EXERCISE AIM
Search the listing below for the word "Zustimmung" and copy each line that holds it.

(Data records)
---

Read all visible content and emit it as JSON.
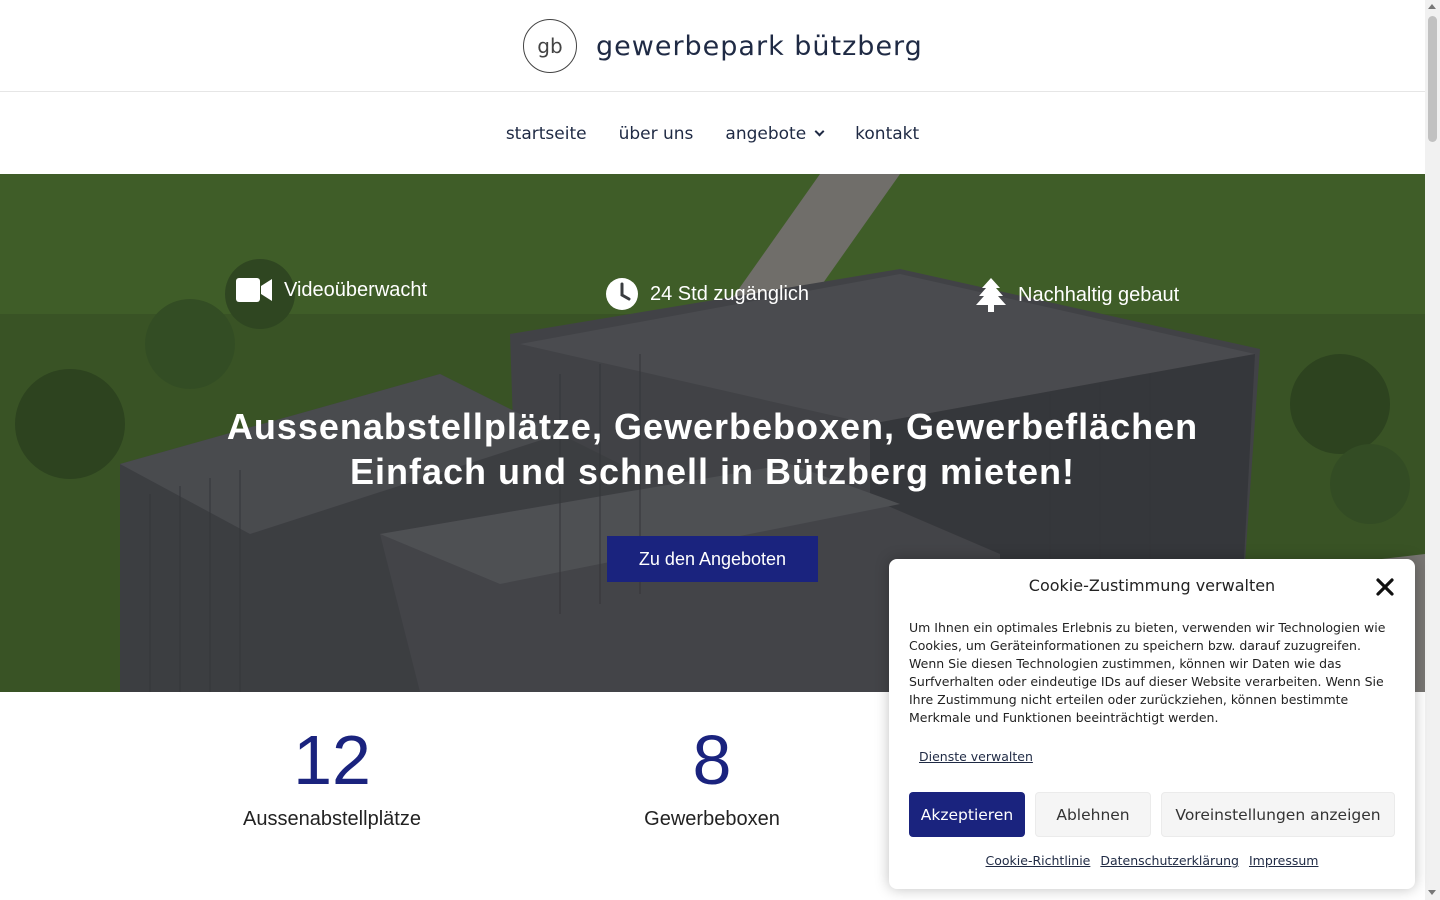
{
  "header": {
    "logo_text": "gb",
    "site_name": "gewerbepark bützberg"
  },
  "nav": {
    "items": [
      {
        "label": "startseite"
      },
      {
        "label": "über uns"
      },
      {
        "label": "angebote"
      },
      {
        "label": "kontakt"
      }
    ]
  },
  "hero": {
    "features": [
      {
        "icon": "video-camera-icon",
        "label": "Videoüberwacht"
      },
      {
        "icon": "clock-icon",
        "label": "24 Std zugänglich"
      },
      {
        "icon": "tree-icon",
        "label": "Nachhaltig gebaut"
      }
    ],
    "headline_line1": "Aussenabstellplätze, Gewerbeboxen, Gewerbeflächen",
    "headline_line2": "Einfach und schnell in Bützberg mieten!",
    "cta_label": "Zu den Angeboten"
  },
  "counters": [
    {
      "value": "12",
      "label": "Aussenabstellplätze"
    },
    {
      "value": "8",
      "label": "Gewerbeboxen"
    }
  ],
  "cookie": {
    "title": "Cookie-Zustimmung verwalten",
    "body": "Um Ihnen ein optimales Erlebnis zu bieten, verwenden wir Technologien wie Cookies, um Geräteinformationen zu speichern bzw. darauf zuzugreifen. Wenn Sie diesen Technologien zustimmen, können wir Daten wie das Surfverhalten oder eindeutige IDs auf dieser Website verarbeiten. Wenn Sie Ihre Zustimmung nicht erteilen oder zurückziehen, können bestimmte Merkmale und Funktionen beeinträchtigt werden.",
    "manage_label": "Dienste verwalten",
    "accept_label": "Akzeptieren",
    "deny_label": "Ablehnen",
    "prefs_label": "Voreinstellungen anzeigen",
    "links": [
      {
        "label": "Cookie-Richtlinie"
      },
      {
        "label": "Datenschutzerklärung"
      },
      {
        "label": "Impressum"
      }
    ]
  },
  "colors": {
    "brand_navy": "#1a237e",
    "text_dark": "#1f2a44"
  }
}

---

OUTPUT
    "title": "Cookie-Zustimmung verwalten",
    "body": "Um Ihnen ein optimales Erlebnis zu bieten, verwenden wir Technologien wie Cookies, um Geräteinformationen zu speichern bzw. darauf zuzugreifen. Wenn Sie diesen Technologien zustimmen, können wir Daten wie das Surfverhalten oder eindeutige IDs auf dieser Website verarbeiten. Wenn Sie Ihre Zustimmung nicht erteilen oder zurückziehen, können bestimmte Merkmale und Funktionen beeinträchtigt werden.",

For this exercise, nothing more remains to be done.